__Records__.
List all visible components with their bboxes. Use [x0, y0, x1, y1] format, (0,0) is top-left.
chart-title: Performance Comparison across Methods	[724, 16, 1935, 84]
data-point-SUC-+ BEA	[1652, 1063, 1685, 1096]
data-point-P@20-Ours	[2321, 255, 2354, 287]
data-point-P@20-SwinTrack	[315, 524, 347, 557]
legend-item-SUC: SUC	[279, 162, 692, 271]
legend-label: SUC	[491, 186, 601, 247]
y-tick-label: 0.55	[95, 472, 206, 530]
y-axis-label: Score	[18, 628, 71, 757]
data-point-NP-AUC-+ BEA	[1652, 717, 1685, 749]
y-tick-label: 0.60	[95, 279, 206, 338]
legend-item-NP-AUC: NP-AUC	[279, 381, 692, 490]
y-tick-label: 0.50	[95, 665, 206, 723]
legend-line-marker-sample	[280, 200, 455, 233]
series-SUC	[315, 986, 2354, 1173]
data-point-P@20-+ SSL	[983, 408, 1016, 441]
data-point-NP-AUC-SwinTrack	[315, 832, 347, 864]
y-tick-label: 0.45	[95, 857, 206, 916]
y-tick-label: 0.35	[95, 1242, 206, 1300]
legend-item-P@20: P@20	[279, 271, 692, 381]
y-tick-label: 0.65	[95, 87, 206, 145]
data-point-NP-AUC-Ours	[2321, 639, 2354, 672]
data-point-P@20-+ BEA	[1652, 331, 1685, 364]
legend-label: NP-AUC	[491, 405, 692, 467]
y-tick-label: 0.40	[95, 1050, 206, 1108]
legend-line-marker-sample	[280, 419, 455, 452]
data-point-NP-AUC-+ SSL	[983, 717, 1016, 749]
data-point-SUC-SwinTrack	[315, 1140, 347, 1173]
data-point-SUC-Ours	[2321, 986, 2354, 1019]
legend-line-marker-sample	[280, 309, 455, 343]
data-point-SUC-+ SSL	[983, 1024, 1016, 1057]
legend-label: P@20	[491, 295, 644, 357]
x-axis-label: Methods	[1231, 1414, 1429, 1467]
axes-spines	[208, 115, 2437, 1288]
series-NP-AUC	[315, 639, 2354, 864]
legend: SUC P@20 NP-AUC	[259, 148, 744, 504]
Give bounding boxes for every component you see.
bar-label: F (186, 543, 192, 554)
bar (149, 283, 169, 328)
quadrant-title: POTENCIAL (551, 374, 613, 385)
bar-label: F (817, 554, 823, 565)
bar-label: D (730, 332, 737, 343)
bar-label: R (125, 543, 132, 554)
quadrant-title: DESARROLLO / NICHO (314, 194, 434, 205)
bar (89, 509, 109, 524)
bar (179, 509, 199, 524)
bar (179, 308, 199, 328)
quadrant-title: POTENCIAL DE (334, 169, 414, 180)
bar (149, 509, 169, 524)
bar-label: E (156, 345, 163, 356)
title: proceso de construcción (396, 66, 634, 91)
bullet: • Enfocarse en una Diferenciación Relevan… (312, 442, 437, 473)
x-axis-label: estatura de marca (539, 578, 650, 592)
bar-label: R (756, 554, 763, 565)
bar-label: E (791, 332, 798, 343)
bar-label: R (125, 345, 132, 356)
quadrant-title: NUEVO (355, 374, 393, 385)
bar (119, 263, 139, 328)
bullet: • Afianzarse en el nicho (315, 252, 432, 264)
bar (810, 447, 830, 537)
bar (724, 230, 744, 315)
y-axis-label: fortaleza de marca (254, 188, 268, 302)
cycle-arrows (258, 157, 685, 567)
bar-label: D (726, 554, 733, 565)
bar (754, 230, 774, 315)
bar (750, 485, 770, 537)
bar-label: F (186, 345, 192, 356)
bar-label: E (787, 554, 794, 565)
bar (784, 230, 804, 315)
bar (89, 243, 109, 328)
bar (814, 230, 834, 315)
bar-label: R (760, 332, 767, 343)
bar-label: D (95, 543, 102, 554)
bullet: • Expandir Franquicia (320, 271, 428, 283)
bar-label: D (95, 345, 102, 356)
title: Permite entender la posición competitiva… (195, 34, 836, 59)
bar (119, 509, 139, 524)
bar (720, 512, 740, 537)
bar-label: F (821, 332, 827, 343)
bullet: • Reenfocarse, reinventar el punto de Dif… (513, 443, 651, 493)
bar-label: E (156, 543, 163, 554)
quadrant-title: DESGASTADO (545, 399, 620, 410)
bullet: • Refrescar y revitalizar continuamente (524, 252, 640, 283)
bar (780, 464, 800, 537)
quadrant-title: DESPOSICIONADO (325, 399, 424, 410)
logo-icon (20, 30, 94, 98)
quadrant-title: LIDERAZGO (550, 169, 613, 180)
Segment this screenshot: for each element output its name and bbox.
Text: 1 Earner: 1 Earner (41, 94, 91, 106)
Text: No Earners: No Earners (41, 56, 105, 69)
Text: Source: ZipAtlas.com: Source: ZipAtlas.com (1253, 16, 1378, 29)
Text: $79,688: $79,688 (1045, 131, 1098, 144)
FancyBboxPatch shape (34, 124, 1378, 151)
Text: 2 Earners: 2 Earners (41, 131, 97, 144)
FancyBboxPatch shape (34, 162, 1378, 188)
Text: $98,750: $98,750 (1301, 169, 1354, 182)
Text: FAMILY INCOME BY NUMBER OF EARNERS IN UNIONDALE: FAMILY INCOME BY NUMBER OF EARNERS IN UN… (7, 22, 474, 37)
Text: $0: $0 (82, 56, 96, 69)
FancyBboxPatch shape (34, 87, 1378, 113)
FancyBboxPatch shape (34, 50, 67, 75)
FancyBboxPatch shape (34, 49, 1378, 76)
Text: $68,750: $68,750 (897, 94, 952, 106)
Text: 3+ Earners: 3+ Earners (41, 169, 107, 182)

__What you have to do__.
Copy all of the records above line for line, with no changes.

__Exercise output__.
List all visible components with their bboxes. Use [x0, y0, x1, y1] format, (0,0) is top-left.
chart-title: Performance Comparison across Methods	[724, 16, 1935, 84]
data-point-SUC-+ BEA	[1652, 1063, 1685, 1096]
data-point-P@20-Ours	[2321, 255, 2354, 287]
data-point-P@20-SwinTrack	[315, 524, 347, 557]
legend-item-SUC: SUC	[279, 162, 692, 271]
legend-label: SUC	[491, 186, 601, 247]
y-tick-label: 0.55	[95, 472, 206, 530]
y-axis-label: Score	[18, 628, 71, 757]
data-point-NP-AUC-+ BEA	[1652, 717, 1685, 749]
y-tick-label: 0.60	[95, 279, 206, 338]
legend-item-NP-AUC: NP-AUC	[279, 381, 692, 490]
y-tick-label: 0.50	[95, 665, 206, 723]
legend-line-marker-sample	[280, 200, 455, 233]
series-SUC	[315, 986, 2354, 1173]
data-point-P@20-+ SSL	[983, 408, 1016, 441]
data-point-NP-AUC-SwinTrack	[315, 832, 347, 864]
y-tick-label: 0.45	[95, 857, 206, 916]
y-tick-label: 0.35	[95, 1242, 206, 1300]
legend-item-P@20: P@20	[279, 271, 692, 381]
y-tick-label: 0.65	[95, 87, 206, 145]
data-point-NP-AUC-Ours	[2321, 639, 2354, 672]
data-point-P@20-+ BEA	[1652, 331, 1685, 364]
legend-label: NP-AUC	[491, 405, 692, 467]
y-tick-label: 0.40	[95, 1050, 206, 1108]
legend-line-marker-sample	[280, 419, 455, 452]
data-point-NP-AUC-+ SSL	[983, 717, 1016, 749]
data-point-SUC-SwinTrack	[315, 1140, 347, 1173]
data-point-SUC-Ours	[2321, 986, 2354, 1019]
legend-line-marker-sample	[280, 309, 455, 343]
data-point-SUC-+ SSL	[983, 1024, 1016, 1057]
legend-label: P@20	[491, 295, 644, 357]
x-axis-label: Methods	[1231, 1414, 1429, 1467]
axes-spines	[208, 115, 2437, 1288]
series-NP-AUC	[315, 639, 2354, 864]
legend: SUC P@20 NP-AUC	[259, 148, 744, 504]
Give bounding boxes for every component you see.
bar-label: F (186, 543, 192, 554)
bar (149, 283, 169, 328)
quadrant-title: POTENCIAL (551, 374, 613, 385)
bar-label: F (817, 554, 823, 565)
bar-label: D (730, 332, 737, 343)
bar-label: R (125, 543, 132, 554)
quadrant-title: DESARROLLO / NICHO (314, 194, 434, 205)
bar (89, 509, 109, 524)
bar (179, 509, 199, 524)
bar (179, 308, 199, 328)
quadrant-title: POTENCIAL DE (334, 169, 414, 180)
bar (149, 509, 169, 524)
bar-label: E (156, 345, 163, 356)
title: proceso de construcción (396, 66, 634, 91)
bullet: • Enfocarse en una Diferenciación Relevan… (312, 442, 437, 473)
x-axis-label: estatura de marca (539, 578, 650, 592)
bar-label: R (756, 554, 763, 565)
bar-label: E (791, 332, 798, 343)
bar-label: R (125, 345, 132, 356)
quadrant-title: NUEVO (355, 374, 393, 385)
bar (119, 263, 139, 328)
bullet: • Afianzarse en el nicho (315, 252, 432, 264)
bar (810, 447, 830, 537)
bar (724, 230, 744, 315)
y-axis-label: fortaleza de marca (254, 188, 268, 302)
cycle-arrows (258, 157, 685, 567)
bar-label: D (726, 554, 733, 565)
bar (754, 230, 774, 315)
bar (750, 485, 770, 537)
bar-label: F (186, 345, 192, 356)
bar-label: E (787, 554, 794, 565)
bar (784, 230, 804, 315)
bar (89, 243, 109, 328)
bar (814, 230, 834, 315)
bar-label: R (760, 332, 767, 343)
bar-label: D (95, 543, 102, 554)
bullet: • Expandir Franquicia (320, 271, 428, 283)
bar-label: D (95, 345, 102, 356)
title: Permite entender la posición competitiva… (195, 34, 836, 59)
bar (119, 509, 139, 524)
bar (720, 512, 740, 537)
bar-label: F (821, 332, 827, 343)
bullet: • Reenfocarse, reinventar el punto de Dif… (513, 443, 651, 493)
bar-label: E (156, 543, 163, 554)
quadrant-title: DESGASTADO (545, 399, 620, 410)
bullet: • Refrescar y revitalizar continuamente (524, 252, 640, 283)
bar (780, 464, 800, 537)
quadrant-title: DESPOSICIONADO (325, 399, 424, 410)
logo-icon (20, 30, 94, 98)
quadrant-title: LIDERAZGO (550, 169, 613, 180)
Segment this screenshot: for each element output its name and bbox.
Text: 1 Earner: 1 Earner (41, 94, 91, 106)
Text: No Earners: No Earners (41, 56, 105, 69)
Text: Source: ZipAtlas.com: Source: ZipAtlas.com (1253, 16, 1378, 29)
Text: $79,688: $79,688 (1045, 131, 1098, 144)
FancyBboxPatch shape (34, 124, 1378, 151)
Text: 2 Earners: 2 Earners (41, 131, 97, 144)
FancyBboxPatch shape (34, 162, 1378, 188)
Text: $98,750: $98,750 (1301, 169, 1354, 182)
Text: FAMILY INCOME BY NUMBER OF EARNERS IN UNIONDALE: FAMILY INCOME BY NUMBER OF EARNERS IN UN… (7, 22, 474, 37)
Text: $0: $0 (82, 56, 96, 69)
FancyBboxPatch shape (34, 87, 1378, 113)
FancyBboxPatch shape (34, 50, 67, 75)
FancyBboxPatch shape (34, 49, 1378, 76)
Text: $68,750: $68,750 (897, 94, 952, 106)
Text: 3+ Earners: 3+ Earners (41, 169, 107, 182)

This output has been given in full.